— Start of Data listing —

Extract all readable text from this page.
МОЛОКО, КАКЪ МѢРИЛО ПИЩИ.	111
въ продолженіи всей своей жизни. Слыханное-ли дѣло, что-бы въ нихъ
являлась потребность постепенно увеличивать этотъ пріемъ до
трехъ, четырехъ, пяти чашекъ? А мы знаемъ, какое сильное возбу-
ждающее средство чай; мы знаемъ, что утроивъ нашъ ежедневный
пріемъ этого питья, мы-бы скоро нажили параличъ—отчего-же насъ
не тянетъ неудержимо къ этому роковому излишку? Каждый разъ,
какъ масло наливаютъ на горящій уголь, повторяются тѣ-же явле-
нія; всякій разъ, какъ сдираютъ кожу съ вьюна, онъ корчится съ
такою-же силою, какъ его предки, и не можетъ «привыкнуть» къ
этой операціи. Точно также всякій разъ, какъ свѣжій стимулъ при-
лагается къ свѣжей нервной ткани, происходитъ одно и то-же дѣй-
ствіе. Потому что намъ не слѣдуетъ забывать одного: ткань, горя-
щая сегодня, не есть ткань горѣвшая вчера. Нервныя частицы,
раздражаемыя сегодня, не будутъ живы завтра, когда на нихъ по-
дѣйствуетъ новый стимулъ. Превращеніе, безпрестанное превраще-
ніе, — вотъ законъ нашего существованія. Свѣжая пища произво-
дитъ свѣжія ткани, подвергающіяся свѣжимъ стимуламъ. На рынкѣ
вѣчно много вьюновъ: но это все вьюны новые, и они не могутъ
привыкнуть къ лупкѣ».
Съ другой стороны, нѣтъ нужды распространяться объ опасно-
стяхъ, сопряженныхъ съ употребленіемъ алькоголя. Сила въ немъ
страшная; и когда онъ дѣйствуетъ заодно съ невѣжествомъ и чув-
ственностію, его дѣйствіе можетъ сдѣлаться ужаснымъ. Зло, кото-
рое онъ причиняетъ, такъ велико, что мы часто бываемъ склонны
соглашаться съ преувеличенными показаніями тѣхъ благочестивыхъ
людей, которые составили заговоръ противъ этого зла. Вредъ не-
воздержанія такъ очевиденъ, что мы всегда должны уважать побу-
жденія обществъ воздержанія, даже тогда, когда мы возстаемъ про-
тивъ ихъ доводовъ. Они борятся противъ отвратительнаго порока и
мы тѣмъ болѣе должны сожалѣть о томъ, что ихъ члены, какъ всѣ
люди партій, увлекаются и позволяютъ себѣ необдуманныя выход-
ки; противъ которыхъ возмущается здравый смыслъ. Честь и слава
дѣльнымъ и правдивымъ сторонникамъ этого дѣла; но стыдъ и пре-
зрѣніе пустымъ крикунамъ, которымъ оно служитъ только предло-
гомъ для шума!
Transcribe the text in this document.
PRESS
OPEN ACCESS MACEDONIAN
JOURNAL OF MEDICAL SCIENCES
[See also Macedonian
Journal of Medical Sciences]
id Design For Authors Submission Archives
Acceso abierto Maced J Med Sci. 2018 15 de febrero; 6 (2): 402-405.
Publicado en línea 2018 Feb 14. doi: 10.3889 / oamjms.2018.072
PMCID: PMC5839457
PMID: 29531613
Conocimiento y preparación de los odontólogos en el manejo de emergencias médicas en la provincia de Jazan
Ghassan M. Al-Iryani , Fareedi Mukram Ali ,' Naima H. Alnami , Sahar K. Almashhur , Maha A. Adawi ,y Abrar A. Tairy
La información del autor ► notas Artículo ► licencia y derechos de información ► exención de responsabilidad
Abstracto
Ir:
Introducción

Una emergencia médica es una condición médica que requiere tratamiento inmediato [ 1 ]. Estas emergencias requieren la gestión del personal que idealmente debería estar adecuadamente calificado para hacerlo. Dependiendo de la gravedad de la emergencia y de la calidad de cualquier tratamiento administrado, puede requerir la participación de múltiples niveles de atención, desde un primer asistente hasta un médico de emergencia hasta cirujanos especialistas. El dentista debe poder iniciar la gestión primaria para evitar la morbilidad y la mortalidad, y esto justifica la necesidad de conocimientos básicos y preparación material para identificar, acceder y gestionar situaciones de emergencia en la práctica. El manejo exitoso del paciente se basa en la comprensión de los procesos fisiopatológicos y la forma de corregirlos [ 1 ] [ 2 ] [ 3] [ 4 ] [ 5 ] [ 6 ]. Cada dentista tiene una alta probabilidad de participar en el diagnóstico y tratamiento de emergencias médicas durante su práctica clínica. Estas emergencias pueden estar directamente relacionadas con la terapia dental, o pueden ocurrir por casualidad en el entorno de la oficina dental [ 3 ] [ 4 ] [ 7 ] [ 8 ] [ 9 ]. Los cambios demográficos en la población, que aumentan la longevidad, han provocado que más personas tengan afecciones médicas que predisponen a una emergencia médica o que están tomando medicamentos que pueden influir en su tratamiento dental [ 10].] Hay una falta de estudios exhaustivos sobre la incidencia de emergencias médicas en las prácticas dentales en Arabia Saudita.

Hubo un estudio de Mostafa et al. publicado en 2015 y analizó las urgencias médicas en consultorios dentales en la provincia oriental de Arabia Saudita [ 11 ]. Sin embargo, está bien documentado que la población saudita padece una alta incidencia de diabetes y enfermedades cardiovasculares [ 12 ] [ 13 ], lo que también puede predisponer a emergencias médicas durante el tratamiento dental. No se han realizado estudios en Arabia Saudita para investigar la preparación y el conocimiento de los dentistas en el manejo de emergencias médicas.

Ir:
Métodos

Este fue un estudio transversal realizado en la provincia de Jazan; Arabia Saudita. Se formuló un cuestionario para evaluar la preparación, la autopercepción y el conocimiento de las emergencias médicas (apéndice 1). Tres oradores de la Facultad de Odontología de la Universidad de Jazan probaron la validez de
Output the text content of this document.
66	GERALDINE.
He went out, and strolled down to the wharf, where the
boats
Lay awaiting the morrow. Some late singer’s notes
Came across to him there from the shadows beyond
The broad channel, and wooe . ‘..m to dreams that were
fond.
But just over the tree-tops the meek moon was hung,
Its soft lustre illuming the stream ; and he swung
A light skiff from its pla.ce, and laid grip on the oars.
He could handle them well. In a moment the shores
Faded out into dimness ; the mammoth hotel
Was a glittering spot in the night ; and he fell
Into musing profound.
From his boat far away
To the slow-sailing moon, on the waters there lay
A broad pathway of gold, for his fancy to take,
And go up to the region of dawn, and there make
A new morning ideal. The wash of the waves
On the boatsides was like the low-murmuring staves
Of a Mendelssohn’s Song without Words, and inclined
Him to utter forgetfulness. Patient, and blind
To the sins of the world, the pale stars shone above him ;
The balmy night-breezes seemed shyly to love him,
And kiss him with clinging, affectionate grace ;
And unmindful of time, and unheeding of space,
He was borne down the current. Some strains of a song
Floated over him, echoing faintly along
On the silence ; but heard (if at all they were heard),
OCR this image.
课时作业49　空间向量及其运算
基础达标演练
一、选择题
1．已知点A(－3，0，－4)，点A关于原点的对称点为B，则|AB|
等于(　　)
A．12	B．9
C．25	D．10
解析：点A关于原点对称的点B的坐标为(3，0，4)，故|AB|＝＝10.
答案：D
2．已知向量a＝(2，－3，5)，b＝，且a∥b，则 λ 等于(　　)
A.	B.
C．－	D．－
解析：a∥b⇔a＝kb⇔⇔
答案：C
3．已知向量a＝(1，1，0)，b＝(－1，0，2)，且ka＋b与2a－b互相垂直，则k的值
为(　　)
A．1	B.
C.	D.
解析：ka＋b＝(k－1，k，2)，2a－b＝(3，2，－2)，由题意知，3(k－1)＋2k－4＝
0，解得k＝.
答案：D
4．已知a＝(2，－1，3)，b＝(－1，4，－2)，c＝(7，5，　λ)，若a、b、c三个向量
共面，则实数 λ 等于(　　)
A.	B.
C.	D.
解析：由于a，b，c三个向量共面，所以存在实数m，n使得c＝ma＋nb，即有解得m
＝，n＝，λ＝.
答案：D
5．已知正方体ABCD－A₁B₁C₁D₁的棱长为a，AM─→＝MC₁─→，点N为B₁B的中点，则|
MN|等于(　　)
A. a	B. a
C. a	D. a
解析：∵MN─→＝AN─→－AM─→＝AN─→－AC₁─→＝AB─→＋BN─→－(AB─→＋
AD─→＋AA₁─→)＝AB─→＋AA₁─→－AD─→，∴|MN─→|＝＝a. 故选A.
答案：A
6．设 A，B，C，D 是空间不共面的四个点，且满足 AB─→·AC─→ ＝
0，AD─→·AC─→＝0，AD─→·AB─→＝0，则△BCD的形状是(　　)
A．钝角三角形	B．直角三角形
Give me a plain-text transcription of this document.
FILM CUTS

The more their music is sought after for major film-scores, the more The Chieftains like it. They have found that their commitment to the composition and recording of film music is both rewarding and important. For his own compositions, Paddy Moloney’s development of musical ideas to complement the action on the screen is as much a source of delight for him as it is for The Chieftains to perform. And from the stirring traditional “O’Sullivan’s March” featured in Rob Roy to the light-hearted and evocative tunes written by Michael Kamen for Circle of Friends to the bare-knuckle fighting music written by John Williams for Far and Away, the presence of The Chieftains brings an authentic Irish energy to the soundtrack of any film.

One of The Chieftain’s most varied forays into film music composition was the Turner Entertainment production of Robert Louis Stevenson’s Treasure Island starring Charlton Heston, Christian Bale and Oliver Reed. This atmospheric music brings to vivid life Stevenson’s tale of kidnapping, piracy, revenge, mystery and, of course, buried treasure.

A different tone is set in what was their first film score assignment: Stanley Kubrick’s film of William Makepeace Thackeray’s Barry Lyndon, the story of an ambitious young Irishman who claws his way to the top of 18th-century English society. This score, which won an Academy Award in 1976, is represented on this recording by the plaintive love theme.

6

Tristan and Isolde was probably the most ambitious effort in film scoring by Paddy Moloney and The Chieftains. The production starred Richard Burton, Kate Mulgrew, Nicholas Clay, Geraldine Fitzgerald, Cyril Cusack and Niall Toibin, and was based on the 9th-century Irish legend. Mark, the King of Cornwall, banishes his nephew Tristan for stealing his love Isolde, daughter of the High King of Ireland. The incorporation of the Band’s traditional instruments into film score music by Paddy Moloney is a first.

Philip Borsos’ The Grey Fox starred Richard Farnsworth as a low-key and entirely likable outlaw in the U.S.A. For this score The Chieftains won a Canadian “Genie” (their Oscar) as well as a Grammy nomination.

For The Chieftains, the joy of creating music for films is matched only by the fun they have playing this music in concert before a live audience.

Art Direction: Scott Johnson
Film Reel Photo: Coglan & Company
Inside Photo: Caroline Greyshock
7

— End of Data listing —

_Required work_
Search the data above for the word "first", then gather each line in which it appears.

_The answer_
A different tone is set in what was their first film score assignment: Stanley Kubrick’s film of William Makepeace Thackeray’s Barry Lyndon, the story of an ambitious young Irishman who claws his way to the top of 18th-century English society. This score, which won an Academy Award in 1976, is represented on this recording by the plaintive love theme.
Tristan and Isolde was probably the most ambitious effort in film scoring by Paddy Moloney and The Chieftains. The production starred Richard Burton, Kate Mulgrew, Nicholas Clay, Geraldine Fitzgerald, Cyril Cusack and Niall Toibin, and was based on the 9th-century Irish legend. Mark, the King of Cornwall, banishes his nephew Tristan for stealing his love Isolde, daughter of the High King of Ireland. The incorporation of the Band’s traditional instruments into film score music by Paddy Moloney is a first.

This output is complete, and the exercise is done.